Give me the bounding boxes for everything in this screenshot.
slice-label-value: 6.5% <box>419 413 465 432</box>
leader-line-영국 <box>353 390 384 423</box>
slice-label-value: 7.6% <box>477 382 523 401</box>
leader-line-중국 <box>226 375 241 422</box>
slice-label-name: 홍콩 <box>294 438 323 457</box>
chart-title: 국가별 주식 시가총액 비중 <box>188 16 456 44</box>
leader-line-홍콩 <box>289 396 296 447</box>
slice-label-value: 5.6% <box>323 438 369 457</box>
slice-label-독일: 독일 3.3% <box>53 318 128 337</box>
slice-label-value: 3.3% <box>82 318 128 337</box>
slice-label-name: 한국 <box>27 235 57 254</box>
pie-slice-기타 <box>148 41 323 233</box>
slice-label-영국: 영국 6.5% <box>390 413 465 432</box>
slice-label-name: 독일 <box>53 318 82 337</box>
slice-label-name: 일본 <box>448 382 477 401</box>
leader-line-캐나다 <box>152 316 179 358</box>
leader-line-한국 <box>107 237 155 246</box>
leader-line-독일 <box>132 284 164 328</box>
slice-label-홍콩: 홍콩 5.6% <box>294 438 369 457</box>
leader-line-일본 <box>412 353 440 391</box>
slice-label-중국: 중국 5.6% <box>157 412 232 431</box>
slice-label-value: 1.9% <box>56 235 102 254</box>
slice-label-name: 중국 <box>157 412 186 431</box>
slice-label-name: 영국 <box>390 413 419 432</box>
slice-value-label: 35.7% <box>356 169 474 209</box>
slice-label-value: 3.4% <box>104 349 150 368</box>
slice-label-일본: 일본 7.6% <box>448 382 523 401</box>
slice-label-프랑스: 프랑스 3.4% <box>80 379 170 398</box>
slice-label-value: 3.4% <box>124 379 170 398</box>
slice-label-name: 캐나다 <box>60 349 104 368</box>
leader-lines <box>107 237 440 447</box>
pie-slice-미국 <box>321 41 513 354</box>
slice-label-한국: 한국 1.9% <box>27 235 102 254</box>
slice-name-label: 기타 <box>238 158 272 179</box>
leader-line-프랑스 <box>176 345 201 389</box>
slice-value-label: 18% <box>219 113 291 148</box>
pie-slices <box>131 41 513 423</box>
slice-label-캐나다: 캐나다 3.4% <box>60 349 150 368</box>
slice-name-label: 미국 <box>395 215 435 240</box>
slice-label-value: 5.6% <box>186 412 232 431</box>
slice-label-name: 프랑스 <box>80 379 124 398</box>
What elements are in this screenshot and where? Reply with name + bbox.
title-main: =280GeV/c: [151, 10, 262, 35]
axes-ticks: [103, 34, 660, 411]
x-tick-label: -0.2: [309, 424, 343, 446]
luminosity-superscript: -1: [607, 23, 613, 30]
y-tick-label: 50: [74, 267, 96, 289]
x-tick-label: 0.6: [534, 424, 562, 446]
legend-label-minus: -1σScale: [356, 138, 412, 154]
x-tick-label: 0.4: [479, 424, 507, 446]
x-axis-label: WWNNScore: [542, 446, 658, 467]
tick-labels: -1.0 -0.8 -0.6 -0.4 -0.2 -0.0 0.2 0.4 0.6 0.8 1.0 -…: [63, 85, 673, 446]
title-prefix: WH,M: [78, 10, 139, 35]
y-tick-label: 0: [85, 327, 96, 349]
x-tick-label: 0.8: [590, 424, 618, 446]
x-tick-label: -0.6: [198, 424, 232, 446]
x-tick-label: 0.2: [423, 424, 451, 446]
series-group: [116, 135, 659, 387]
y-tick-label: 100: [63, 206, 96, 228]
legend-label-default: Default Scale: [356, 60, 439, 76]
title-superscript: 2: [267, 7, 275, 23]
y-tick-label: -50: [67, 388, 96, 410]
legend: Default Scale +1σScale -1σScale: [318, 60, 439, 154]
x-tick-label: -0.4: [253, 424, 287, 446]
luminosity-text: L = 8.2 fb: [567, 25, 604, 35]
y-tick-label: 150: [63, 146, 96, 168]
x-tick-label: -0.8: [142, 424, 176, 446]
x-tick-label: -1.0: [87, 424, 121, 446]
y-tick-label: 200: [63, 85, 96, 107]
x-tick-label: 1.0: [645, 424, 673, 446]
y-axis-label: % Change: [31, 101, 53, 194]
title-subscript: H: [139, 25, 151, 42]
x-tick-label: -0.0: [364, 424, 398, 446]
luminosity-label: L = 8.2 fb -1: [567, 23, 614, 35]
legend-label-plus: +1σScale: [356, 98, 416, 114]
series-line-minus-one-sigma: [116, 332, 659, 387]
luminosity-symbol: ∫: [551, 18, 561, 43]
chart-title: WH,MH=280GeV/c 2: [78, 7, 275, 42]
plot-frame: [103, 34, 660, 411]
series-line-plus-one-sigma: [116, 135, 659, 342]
-----
What the task requires. Reproduce both entries above with every occurrence of "x-tick-label" swapped for "x-axis-tick", leaving all other text unchanged.

Exercise solution.
Give me the bounding boxes for everything in this screenshot.
slice-label-value: 6.5% <box>419 413 465 432</box>
leader-line-영국 <box>353 390 384 423</box>
slice-label-value: 7.6% <box>477 382 523 401</box>
leader-line-중국 <box>226 375 241 422</box>
slice-label-name: 홍콩 <box>294 438 323 457</box>
chart-title: 국가별 주식 시가총액 비중 <box>188 16 456 44</box>
leader-line-홍콩 <box>289 396 296 447</box>
slice-label-value: 5.6% <box>323 438 369 457</box>
slice-label-독일: 독일 3.3% <box>53 318 128 337</box>
slice-label-value: 3.3% <box>82 318 128 337</box>
slice-label-name: 한국 <box>27 235 57 254</box>
pie-slice-기타 <box>148 41 323 233</box>
slice-label-영국: 영국 6.5% <box>390 413 465 432</box>
slice-label-name: 독일 <box>53 318 82 337</box>
slice-label-name: 일본 <box>448 382 477 401</box>
leader-line-캐나다 <box>152 316 179 358</box>
leader-line-한국 <box>107 237 155 246</box>
leader-line-독일 <box>132 284 164 328</box>
slice-label-홍콩: 홍콩 5.6% <box>294 438 369 457</box>
leader-line-일본 <box>412 353 440 391</box>
slice-label-중국: 중국 5.6% <box>157 412 232 431</box>
slice-label-value: 1.9% <box>56 235 102 254</box>
slice-label-name: 중국 <box>157 412 186 431</box>
slice-label-name: 영국 <box>390 413 419 432</box>
slice-value-label: 35.7% <box>356 169 474 209</box>
slice-label-value: 3.4% <box>104 349 150 368</box>
slice-label-일본: 일본 7.6% <box>448 382 523 401</box>
slice-label-프랑스: 프랑스 3.4% <box>80 379 170 398</box>
slice-label-value: 3.4% <box>124 379 170 398</box>
slice-label-name: 캐나다 <box>60 349 104 368</box>
leader-lines <box>107 237 440 447</box>
pie-slice-미국 <box>321 41 513 354</box>
slice-label-한국: 한국 1.9% <box>27 235 102 254</box>
slice-name-label: 기타 <box>238 158 272 179</box>
leader-line-프랑스 <box>176 345 201 389</box>
slice-value-label: 18% <box>219 113 291 148</box>
pie-slices <box>131 41 513 423</box>
slice-label-캐나다: 캐나다 3.4% <box>60 349 150 368</box>
slice-name-label: 미국 <box>395 215 435 240</box>
slice-label-value: 5.6% <box>186 412 232 431</box>
slice-label-name: 프랑스 <box>80 379 124 398</box>
What elements are in this screenshot and where? Reply with name + bbox.
title-main: =280GeV/c: [151, 10, 262, 35]
axes-ticks: [103, 34, 660, 411]
x-axis-tick: -0.2: [309, 424, 343, 446]
luminosity-superscript: -1: [607, 23, 613, 30]
y-tick-label: 50: [74, 267, 96, 289]
x-axis-tick: 0.6: [534, 424, 562, 446]
legend-label-minus: -1σScale: [356, 138, 412, 154]
x-axis-tick: 0.4: [479, 424, 507, 446]
x-axis-label: WWNNScore: [542, 446, 658, 467]
tick-labels: -1.0 -0.8 -0.6 -0.4 -0.2 -0.0 0.2 0.4 0.6 0.8 1.0 -…: [63, 85, 673, 446]
title-prefix: WH,M: [78, 10, 139, 35]
y-tick-label: 0: [85, 327, 96, 349]
x-axis-tick: 0.8: [590, 424, 618, 446]
x-axis-tick: -0.6: [198, 424, 232, 446]
x-axis-tick: 0.2: [423, 424, 451, 446]
series-group: [116, 135, 659, 387]
y-tick-label: 100: [63, 206, 96, 228]
legend-label-default: Default Scale: [356, 60, 439, 76]
title-superscript: 2: [267, 7, 275, 23]
y-tick-label: -50: [67, 388, 96, 410]
legend: Default Scale +1σScale -1σScale: [318, 60, 439, 154]
x-axis-tick: -0.4: [253, 424, 287, 446]
luminosity-text: L = 8.2 fb: [567, 25, 604, 35]
y-tick-label: 150: [63, 146, 96, 168]
x-axis-tick: -0.8: [142, 424, 176, 446]
x-axis-tick: -1.0: [87, 424, 121, 446]
y-tick-label: 200: [63, 85, 96, 107]
x-axis-tick: 1.0: [645, 424, 673, 446]
y-axis-label: % Change: [31, 101, 53, 194]
title-subscript: H: [139, 25, 151, 42]
x-axis-tick: -0.0: [364, 424, 398, 446]
luminosity-label: L = 8.2 fb -1: [567, 23, 614, 35]
legend-label-plus: +1σScale: [356, 98, 416, 114]
series-line-minus-one-sigma: [116, 332, 659, 387]
luminosity-symbol: ∫: [551, 18, 561, 43]
chart-title: WH,MH=280GeV/c 2: [78, 7, 275, 42]
plot-frame: [103, 34, 660, 411]
series-line-plus-one-sigma: [116, 135, 659, 342]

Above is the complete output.